■ TASK BRIEF ■
Do any lines in the data below contain "JSON"? If so, copy every one of them.

+ + +

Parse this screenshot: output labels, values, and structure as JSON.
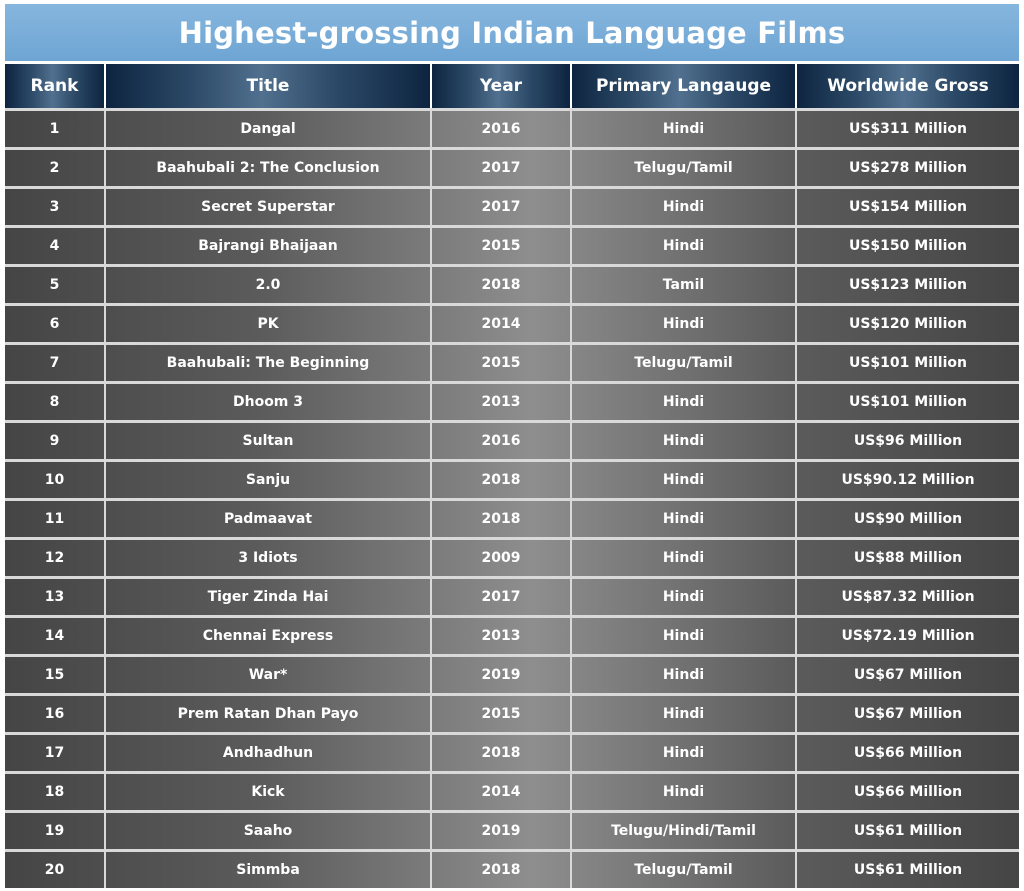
{
  "chart_data": {
    "type": "table",
    "title": "Highest-grossing Indian Language Films",
    "columns": [
      "Rank",
      "Title",
      "Year",
      "Primary Langauge",
      "Worldwide Gross"
    ],
    "rows": [
      [
        "1",
        "Dangal",
        "2016",
        "Hindi",
        "US$311 Million"
      ],
      [
        "2",
        "Baahubali 2: The Conclusion",
        "2017",
        "Telugu/Tamil",
        "US$278 Million"
      ],
      [
        "3",
        "Secret Superstar",
        "2017",
        "Hindi",
        "US$154 Million"
      ],
      [
        "4",
        "Bajrangi Bhaijaan",
        "2015",
        "Hindi",
        "US$150 Million"
      ],
      [
        "5",
        "2.0",
        "2018",
        "Tamil",
        "US$123 Million"
      ],
      [
        "6",
        "PK",
        "2014",
        "Hindi",
        "US$120 Million"
      ],
      [
        "7",
        "Baahubali: The Beginning",
        "2015",
        "Telugu/Tamil",
        "US$101 Million"
      ],
      [
        "8",
        "Dhoom 3",
        "2013",
        "Hindi",
        "US$101 Million"
      ],
      [
        "9",
        "Sultan",
        "2016",
        "Hindi",
        "US$96 Million"
      ],
      [
        "10",
        "Sanju",
        "2018",
        "Hindi",
        "US$90.12 Million"
      ],
      [
        "11",
        "Padmaavat",
        "2018",
        "Hindi",
        "US$90 Million"
      ],
      [
        "12",
        "3 Idiots",
        "2009",
        "Hindi",
        "US$88 Million"
      ],
      [
        "13",
        "Tiger Zinda Hai",
        "2017",
        "Hindi",
        "US$87.32 Million"
      ],
      [
        "14",
        "Chennai Express",
        "2013",
        "Hindi",
        "US$72.19 Million"
      ],
      [
        "15",
        "War*",
        "2019",
        "Hindi",
        "US$67 Million"
      ],
      [
        "16",
        "Prem Ratan Dhan Payo",
        "2015",
        "Hindi",
        "US$67 Million"
      ],
      [
        "17",
        "Andhadhun",
        "2018",
        "Hindi",
        "US$66 Million"
      ],
      [
        "18",
        "Kick",
        "2014",
        "Hindi",
        "US$66 Million"
      ],
      [
        "19",
        "Saaho",
        "2019",
        "Telugu/Hindi/Tamil",
        "US$61 Million"
      ],
      [
        "20",
        "Simmba",
        "2018",
        "Telugu/Tamil",
        "US$61 Million"
      ]
    ]
  }
}
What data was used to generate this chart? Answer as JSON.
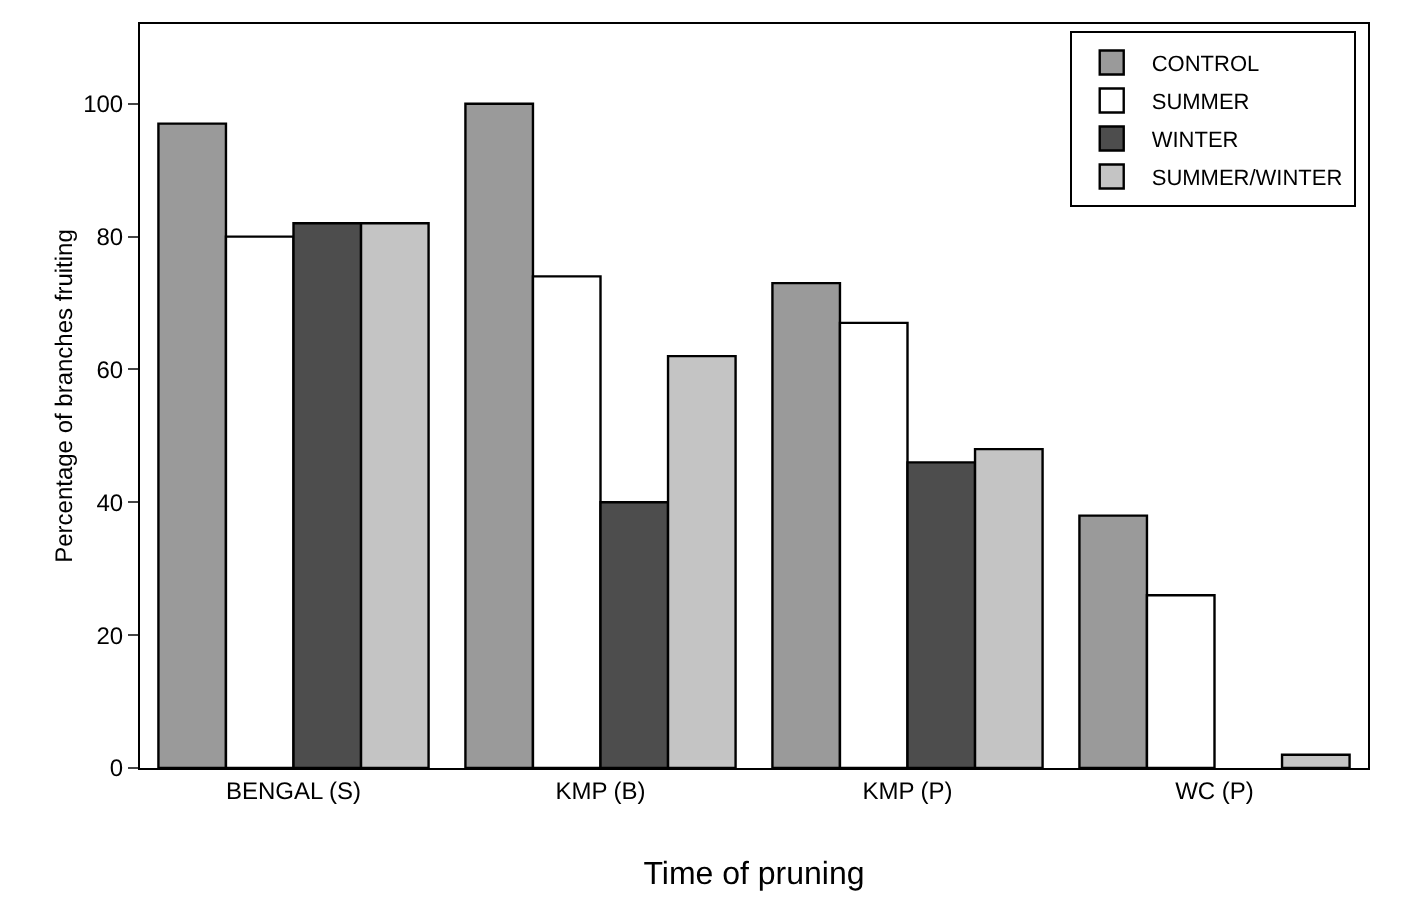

+ + +

■ WRITTEN ANSWER ■
Parse this screenshot: output labels, values, and structure as JSON.
What data was used to generate this chart? Answer as JSON.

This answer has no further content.